*** RAW DATA

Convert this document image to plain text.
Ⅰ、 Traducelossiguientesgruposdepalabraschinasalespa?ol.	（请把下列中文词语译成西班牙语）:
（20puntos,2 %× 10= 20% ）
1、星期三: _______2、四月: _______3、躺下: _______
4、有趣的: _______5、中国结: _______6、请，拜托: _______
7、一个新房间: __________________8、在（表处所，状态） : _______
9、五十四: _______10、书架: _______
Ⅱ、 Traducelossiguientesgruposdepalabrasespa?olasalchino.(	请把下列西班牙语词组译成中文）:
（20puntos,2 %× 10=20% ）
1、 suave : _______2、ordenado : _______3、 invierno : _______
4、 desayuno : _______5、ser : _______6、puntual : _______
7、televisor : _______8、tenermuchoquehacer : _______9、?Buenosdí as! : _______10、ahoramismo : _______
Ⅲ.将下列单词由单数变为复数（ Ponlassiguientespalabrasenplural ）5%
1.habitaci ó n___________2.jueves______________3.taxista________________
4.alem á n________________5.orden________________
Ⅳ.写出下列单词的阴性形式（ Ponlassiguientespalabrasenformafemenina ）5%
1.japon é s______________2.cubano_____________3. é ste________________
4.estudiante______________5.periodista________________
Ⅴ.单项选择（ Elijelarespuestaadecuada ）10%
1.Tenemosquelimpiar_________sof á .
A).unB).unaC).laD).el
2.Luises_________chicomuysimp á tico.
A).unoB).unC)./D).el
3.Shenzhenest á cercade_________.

******

WHAT YOU NEED TO DO - Copy out all of the data exactly, leaving nothing out.

ANSWER FOR THIS EXERCISE -
Convert this document image to plain text.
Ⅰ、 Traducelossiguientesgruposdepalabraschinasalespa?ol.	（请把下列中文词语译成西班牙语）:
（20puntos,2 %× 10= 20% ）
1、星期三: _______2、四月: _______3、躺下: _______
4、有趣的: _______5、中国结: _______6、请，拜托: _______
7、一个新房间: __________________8、在（表处所，状态） : _______
9、五十四: _______10、书架: _______
Ⅱ、 Traducelossiguientesgruposdepalabrasespa?olasalchino.(	请把下列西班牙语词组译成中文）:
（20puntos,2 %× 10=20% ）
1、 suave : _______2、ordenado : _______3、 invierno : _______
4、 desayuno : _______5、ser : _______6、puntual : _______
7、televisor : _______8、tenermuchoquehacer : _______9、?Buenosdí as! : _______10、ahoramismo : _______
Ⅲ.将下列单词由单数变为复数（ Ponlassiguientespalabrasenplural ）5%
1.habitaci ó n___________2.jueves______________3.taxista________________
4.alem á n________________5.orden________________
Ⅳ.写出下列单词的阴性形式（ Ponlassiguientespalabrasenformafemenina ）5%
1.japon é s______________2.cubano_____________3. é ste________________
4.estudiante______________5.periodista________________
Ⅴ.单项选择（ Elijelarespuestaadecuada ）10%
1.Tenemosquelimpiar_________sof á .
A).unB).unaC).laD).el
2.Luises_________chicomuysimp á tico.
A).unoB).unC)./D).el
3.Shenzhenest á cercade_________.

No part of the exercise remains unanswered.